(Data entries)
● ● ● ● ● ● ●
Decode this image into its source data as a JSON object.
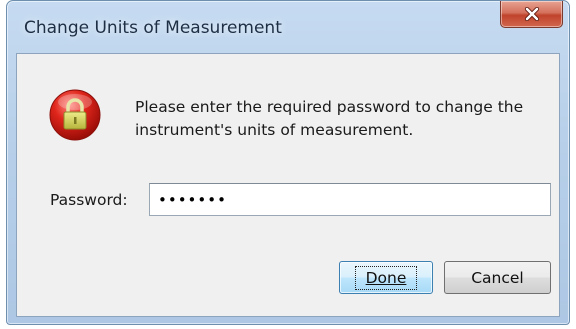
{
  "window": {
    "title": "Change Units of Measurement"
  },
  "titlebar": {
    "close_icon": "close-icon"
  },
  "dialog": {
    "icon": "lock-icon",
    "message": "Please enter the required password to change the instrument's units of measurement.",
    "password_label": "Password:",
    "password_value": "•••••••",
    "buttons": {
      "done_label": "Done",
      "cancel_label": "Cancel"
    }
  },
  "colors": {
    "titlebar": "#b7cfe9",
    "close_button": "#c0432c",
    "lock_badge": "#d8201a",
    "lock_body": "#d4d25a",
    "default_button": "#bee6fd"
  }
}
● ● ● ● ● ● ●
Aim
Except for the pictures, print the data above exactly.

Task response
Decode this image into its source data as a JSON object.
{
  "window": {
    "title": "Change Units of Measurement"
  },
  "titlebar": {
    "close_icon": "close-icon"
  },
  "dialog": {
    "icon": "lock-icon",
    "message": "Please enter the required password to change the instrument's units of measurement.",
    "password_label": "Password:",
    "password_value": "•••••••",
    "buttons": {
      "done_label": "Done",
      "cancel_label": "Cancel"
    }
  },
  "colors": {
    "titlebar": "#b7cfe9",
    "close_button": "#c0432c",
    "lock_badge": "#d8201a",
    "lock_body": "#d4d25a",
    "default_button": "#bee6fd"
  }
}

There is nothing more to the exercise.